● **Short problem**
Revise each of the items below by replacing "interactable" with "clickable" and leaving every other part unchanged. Leave the pictures out of your answer.

(Collection entries)
──────────

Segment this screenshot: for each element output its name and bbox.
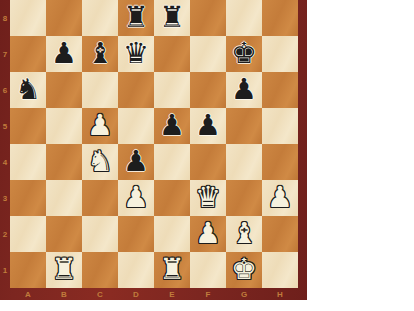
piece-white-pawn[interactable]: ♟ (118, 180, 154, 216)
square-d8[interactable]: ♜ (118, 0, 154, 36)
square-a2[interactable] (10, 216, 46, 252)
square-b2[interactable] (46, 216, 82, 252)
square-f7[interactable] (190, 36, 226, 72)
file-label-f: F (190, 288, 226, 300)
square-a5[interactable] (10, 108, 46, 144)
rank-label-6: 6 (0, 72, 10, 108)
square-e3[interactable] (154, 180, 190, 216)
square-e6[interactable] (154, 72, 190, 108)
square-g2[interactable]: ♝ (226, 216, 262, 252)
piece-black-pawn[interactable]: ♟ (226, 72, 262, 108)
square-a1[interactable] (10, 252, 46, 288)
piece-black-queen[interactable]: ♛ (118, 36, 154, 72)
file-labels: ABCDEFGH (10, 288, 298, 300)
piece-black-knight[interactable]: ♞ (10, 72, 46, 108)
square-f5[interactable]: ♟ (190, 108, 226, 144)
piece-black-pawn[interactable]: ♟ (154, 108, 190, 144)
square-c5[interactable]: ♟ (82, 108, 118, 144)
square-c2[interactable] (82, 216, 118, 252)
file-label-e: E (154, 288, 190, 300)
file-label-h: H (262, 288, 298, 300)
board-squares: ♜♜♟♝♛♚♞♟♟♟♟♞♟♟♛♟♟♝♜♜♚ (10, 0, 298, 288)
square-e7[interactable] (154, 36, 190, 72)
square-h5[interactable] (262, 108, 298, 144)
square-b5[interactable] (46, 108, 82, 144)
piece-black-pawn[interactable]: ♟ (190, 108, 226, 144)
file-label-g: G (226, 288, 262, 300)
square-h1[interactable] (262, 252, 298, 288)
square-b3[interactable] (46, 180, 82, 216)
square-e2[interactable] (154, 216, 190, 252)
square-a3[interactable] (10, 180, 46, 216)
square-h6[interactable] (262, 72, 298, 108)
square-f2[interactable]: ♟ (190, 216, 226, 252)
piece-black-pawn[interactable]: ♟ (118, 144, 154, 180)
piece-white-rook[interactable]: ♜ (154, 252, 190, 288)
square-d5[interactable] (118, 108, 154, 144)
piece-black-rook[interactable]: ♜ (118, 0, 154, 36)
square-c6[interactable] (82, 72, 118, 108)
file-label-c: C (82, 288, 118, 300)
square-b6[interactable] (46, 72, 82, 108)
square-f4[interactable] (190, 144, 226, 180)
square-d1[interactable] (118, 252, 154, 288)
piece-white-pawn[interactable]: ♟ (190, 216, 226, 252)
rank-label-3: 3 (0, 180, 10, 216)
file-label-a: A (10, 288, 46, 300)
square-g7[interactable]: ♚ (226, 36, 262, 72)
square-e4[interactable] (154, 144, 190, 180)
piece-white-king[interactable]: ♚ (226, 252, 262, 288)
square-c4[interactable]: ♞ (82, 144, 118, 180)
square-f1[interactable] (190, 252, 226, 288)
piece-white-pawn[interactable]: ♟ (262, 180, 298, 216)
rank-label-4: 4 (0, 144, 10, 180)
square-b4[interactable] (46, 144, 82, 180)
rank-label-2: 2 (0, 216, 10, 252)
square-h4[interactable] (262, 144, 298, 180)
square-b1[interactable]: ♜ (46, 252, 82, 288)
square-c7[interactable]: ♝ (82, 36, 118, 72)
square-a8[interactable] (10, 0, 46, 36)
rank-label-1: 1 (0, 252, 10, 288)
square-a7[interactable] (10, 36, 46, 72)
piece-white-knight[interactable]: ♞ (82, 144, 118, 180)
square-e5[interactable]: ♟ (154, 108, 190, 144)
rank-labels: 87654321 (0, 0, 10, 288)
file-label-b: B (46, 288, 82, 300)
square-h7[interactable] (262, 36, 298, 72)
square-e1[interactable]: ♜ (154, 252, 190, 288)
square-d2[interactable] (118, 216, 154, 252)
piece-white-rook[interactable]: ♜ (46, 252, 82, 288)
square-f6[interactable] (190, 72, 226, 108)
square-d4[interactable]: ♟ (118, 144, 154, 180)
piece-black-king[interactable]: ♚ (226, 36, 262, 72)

──────────

● **Written response**
Segment this screenshot: for each element output its name and bbox.
piece-white-pawn[clickable]: ♟ (118, 180, 154, 216)
square-d8[clickable]: ♜ (118, 0, 154, 36)
square-a2[clickable] (10, 216, 46, 252)
square-b2[clickable] (46, 216, 82, 252)
square-f7[clickable] (190, 36, 226, 72)
file-label-f: F (190, 288, 226, 300)
square-a5[clickable] (10, 108, 46, 144)
rank-label-6: 6 (0, 72, 10, 108)
square-e3[clickable] (154, 180, 190, 216)
square-e6[clickable] (154, 72, 190, 108)
square-g2[clickable]: ♝ (226, 216, 262, 252)
piece-black-pawn[clickable]: ♟ (226, 72, 262, 108)
square-a1[clickable] (10, 252, 46, 288)
piece-black-queen[clickable]: ♛ (118, 36, 154, 72)
file-labels: ABCDEFGH (10, 288, 298, 300)
piece-black-knight[clickable]: ♞ (10, 72, 46, 108)
square-f5[clickable]: ♟ (190, 108, 226, 144)
piece-black-pawn[clickable]: ♟ (154, 108, 190, 144)
square-c5[clickable]: ♟ (82, 108, 118, 144)
square-c2[clickable] (82, 216, 118, 252)
file-label-e: E (154, 288, 190, 300)
file-label-h: H (262, 288, 298, 300)
board-squares: ♜♜♟♝♛♚♞♟♟♟♟♞♟♟♛♟♟♝♜♜♚ (10, 0, 298, 288)
square-e7[clickable] (154, 36, 190, 72)
square-h5[clickable] (262, 108, 298, 144)
square-b5[clickable] (46, 108, 82, 144)
piece-black-pawn[clickable]: ♟ (190, 108, 226, 144)
file-label-g: G (226, 288, 262, 300)
square-h1[clickable] (262, 252, 298, 288)
square-b3[clickable] (46, 180, 82, 216)
square-e2[clickable] (154, 216, 190, 252)
square-a3[clickable] (10, 180, 46, 216)
square-h6[clickable] (262, 72, 298, 108)
square-f2[clickable]: ♟ (190, 216, 226, 252)
piece-black-pawn[clickable]: ♟ (118, 144, 154, 180)
piece-white-rook[clickable]: ♜ (154, 252, 190, 288)
square-d5[clickable] (118, 108, 154, 144)
piece-black-rook[clickable]: ♜ (118, 0, 154, 36)
square-c6[clickable] (82, 72, 118, 108)
file-label-c: C (82, 288, 118, 300)
square-b6[clickable] (46, 72, 82, 108)
square-f4[clickable] (190, 144, 226, 180)
square-d1[clickable] (118, 252, 154, 288)
piece-white-pawn[clickable]: ♟ (190, 216, 226, 252)
rank-label-3: 3 (0, 180, 10, 216)
file-label-a: A (10, 288, 46, 300)
square-g7[clickable]: ♚ (226, 36, 262, 72)
square-e4[clickable] (154, 144, 190, 180)
piece-white-king[clickable]: ♚ (226, 252, 262, 288)
square-c4[clickable]: ♞ (82, 144, 118, 180)
square-f1[clickable] (190, 252, 226, 288)
piece-white-pawn[clickable]: ♟ (262, 180, 298, 216)
rank-label-4: 4 (0, 144, 10, 180)
square-b4[clickable] (46, 144, 82, 180)
rank-label-2: 2 (0, 216, 10, 252)
square-h4[clickable] (262, 144, 298, 180)
square-b1[clickable]: ♜ (46, 252, 82, 288)
square-c7[clickable]: ♝ (82, 36, 118, 72)
square-a8[clickable] (10, 0, 46, 36)
rank-label-1: 1 (0, 252, 10, 288)
square-a7[clickable] (10, 36, 46, 72)
piece-white-knight[clickable]: ♞ (82, 144, 118, 180)
square-e5[clickable]: ♟ (154, 108, 190, 144)
rank-labels: 87654321 (0, 0, 10, 288)
file-label-b: B (46, 288, 82, 300)
square-h7[clickable] (262, 36, 298, 72)
square-e1[clickable]: ♜ (154, 252, 190, 288)
square-d2[clickable] (118, 216, 154, 252)
piece-white-rook[clickable]: ♜ (46, 252, 82, 288)
square-f6[clickable] (190, 72, 226, 108)
square-d4[clickable]: ♟ (118, 144, 154, 180)
piece-black-king[clickable]: ♚ (226, 36, 262, 72)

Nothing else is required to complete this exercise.